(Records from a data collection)
Begin

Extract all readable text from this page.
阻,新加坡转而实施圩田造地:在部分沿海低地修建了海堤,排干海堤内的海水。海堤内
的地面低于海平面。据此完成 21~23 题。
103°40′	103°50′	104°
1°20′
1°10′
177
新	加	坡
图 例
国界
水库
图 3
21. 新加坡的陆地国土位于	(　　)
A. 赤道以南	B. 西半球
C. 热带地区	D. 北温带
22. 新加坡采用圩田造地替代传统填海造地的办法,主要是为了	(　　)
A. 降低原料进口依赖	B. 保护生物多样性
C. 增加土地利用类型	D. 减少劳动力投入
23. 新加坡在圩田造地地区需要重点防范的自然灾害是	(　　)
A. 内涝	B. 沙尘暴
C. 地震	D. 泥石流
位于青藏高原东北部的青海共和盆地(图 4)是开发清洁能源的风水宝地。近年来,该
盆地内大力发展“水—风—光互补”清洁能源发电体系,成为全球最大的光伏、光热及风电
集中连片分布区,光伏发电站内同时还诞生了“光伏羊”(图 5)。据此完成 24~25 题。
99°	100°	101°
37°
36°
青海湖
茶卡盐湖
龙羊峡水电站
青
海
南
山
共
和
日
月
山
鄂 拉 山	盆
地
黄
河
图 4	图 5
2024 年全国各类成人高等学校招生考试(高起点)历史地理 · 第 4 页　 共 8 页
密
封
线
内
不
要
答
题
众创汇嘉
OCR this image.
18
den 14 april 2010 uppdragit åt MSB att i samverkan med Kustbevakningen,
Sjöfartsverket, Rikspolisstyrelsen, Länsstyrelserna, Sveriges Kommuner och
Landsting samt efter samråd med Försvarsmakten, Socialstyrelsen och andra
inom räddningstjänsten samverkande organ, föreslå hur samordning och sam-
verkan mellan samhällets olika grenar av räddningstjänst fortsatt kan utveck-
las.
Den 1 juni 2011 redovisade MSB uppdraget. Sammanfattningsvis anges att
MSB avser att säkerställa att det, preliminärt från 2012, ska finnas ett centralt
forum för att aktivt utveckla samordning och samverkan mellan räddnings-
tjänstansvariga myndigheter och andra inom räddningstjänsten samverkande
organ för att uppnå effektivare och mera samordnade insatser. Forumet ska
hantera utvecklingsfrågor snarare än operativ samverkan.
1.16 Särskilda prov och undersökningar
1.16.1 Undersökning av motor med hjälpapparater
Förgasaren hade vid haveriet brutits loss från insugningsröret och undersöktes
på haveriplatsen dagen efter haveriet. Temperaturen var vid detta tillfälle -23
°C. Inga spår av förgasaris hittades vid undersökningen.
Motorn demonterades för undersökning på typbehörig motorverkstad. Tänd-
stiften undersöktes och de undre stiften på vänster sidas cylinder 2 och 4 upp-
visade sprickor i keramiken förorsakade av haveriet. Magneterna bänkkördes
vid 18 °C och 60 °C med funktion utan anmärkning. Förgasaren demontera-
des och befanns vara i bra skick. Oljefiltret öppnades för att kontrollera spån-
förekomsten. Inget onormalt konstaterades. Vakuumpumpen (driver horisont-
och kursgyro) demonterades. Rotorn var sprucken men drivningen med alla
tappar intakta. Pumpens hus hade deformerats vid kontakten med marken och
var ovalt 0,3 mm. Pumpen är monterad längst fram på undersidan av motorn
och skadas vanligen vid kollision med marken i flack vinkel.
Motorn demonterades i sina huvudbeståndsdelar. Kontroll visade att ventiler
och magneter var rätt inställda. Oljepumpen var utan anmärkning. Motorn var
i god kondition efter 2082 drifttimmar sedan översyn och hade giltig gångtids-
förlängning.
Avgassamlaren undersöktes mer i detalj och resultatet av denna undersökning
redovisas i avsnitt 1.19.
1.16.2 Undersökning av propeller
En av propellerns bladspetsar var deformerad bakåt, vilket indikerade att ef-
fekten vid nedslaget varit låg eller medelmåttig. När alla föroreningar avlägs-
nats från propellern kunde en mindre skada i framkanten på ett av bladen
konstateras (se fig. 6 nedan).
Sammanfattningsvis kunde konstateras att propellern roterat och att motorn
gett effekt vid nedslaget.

End

■ **What to work on**
Output all records verbatim.

■ **Exercise response**
Extract all readable text from this page.
阻,新加坡转而实施圩田造地:在部分沿海低地修建了海堤,排干海堤内的海水。海堤内
的地面低于海平面。据此完成 21~23 题。
103°40′	103°50′	104°
1°20′
1°10′
177
新	加	坡
图 例
国界
水库
图 3
21. 新加坡的陆地国土位于	(　　)
A. 赤道以南	B. 西半球
C. 热带地区	D. 北温带
22. 新加坡采用圩田造地替代传统填海造地的办法,主要是为了	(　　)
A. 降低原料进口依赖	B. 保护生物多样性
C. 增加土地利用类型	D. 减少劳动力投入
23. 新加坡在圩田造地地区需要重点防范的自然灾害是	(　　)
A. 内涝	B. 沙尘暴
C. 地震	D. 泥石流
位于青藏高原东北部的青海共和盆地(图 4)是开发清洁能源的风水宝地。近年来,该
盆地内大力发展“水—风—光互补”清洁能源发电体系,成为全球最大的光伏、光热及风电
集中连片分布区,光伏发电站内同时还诞生了“光伏羊”(图 5)。据此完成 24~25 题。
99°	100°	101°
37°
36°
青海湖
茶卡盐湖
龙羊峡水电站
青
海
南
山
共
和
日
月
山
鄂 拉 山	盆
地
黄
河
图 4	图 5
2024 年全国各类成人高等学校招生考试(高起点)历史地理 · 第 4 页　 共 8 页
密
封
线
内
不
要
答
题
众创汇嘉
OCR this image.
18
den 14 april 2010 uppdragit åt MSB att i samverkan med Kustbevakningen,
Sjöfartsverket, Rikspolisstyrelsen, Länsstyrelserna, Sveriges Kommuner och
Landsting samt efter samråd med Försvarsmakten, Socialstyrelsen och andra
inom räddningstjänsten samverkande organ, föreslå hur samordning och sam-
verkan mellan samhällets olika grenar av räddningstjänst fortsatt kan utveck-
las.
Den 1 juni 2011 redovisade MSB uppdraget. Sammanfattningsvis anges att
MSB avser att säkerställa att det, preliminärt från 2012, ska finnas ett centralt
forum för att aktivt utveckla samordning och samverkan mellan räddnings-
tjänstansvariga myndigheter och andra inom räddningstjänsten samverkande
organ för att uppnå effektivare och mera samordnade insatser. Forumet ska
hantera utvecklingsfrågor snarare än operativ samverkan.
1.16 Särskilda prov och undersökningar
1.16.1 Undersökning av motor med hjälpapparater
Förgasaren hade vid haveriet brutits loss från insugningsröret och undersöktes
på haveriplatsen dagen efter haveriet. Temperaturen var vid detta tillfälle -23
°C. Inga spår av förgasaris hittades vid undersökningen.
Motorn demonterades för undersökning på typbehörig motorverkstad. Tänd-
stiften undersöktes och de undre stiften på vänster sidas cylinder 2 och 4 upp-
visade sprickor i keramiken förorsakade av haveriet. Magneterna bänkkördes
vid 18 °C och 60 °C med funktion utan anmärkning. Förgasaren demontera-
des och befanns vara i bra skick. Oljefiltret öppnades för att kontrollera spån-
förekomsten. Inget onormalt konstaterades. Vakuumpumpen (driver horisont-
och kursgyro) demonterades. Rotorn var sprucken men drivningen med alla
tappar intakta. Pumpens hus hade deformerats vid kontakten med marken och
var ovalt 0,3 mm. Pumpen är monterad längst fram på undersidan av motorn
och skadas vanligen vid kollision med marken i flack vinkel.
Motorn demonterades i sina huvudbeståndsdelar. Kontroll visade att ventiler
och magneter var rätt inställda. Oljepumpen var utan anmärkning. Motorn var
i god kondition efter 2082 drifttimmar sedan översyn och hade giltig gångtids-
förlängning.
Avgassamlaren undersöktes mer i detalj och resultatet av denna undersökning
redovisas i avsnitt 1.19.
1.16.2 Undersökning av propeller
En av propellerns bladspetsar var deformerad bakåt, vilket indikerade att ef-
fekten vid nedslaget varit låg eller medelmåttig. När alla föroreningar avlägs-
nats från propellern kunde en mindre skada i framkanten på ett av bladen
konstateras (se fig. 6 nedan).
Sammanfattningsvis kunde konstateras att propellern roterat och att motorn
gett effekt vid nedslaget.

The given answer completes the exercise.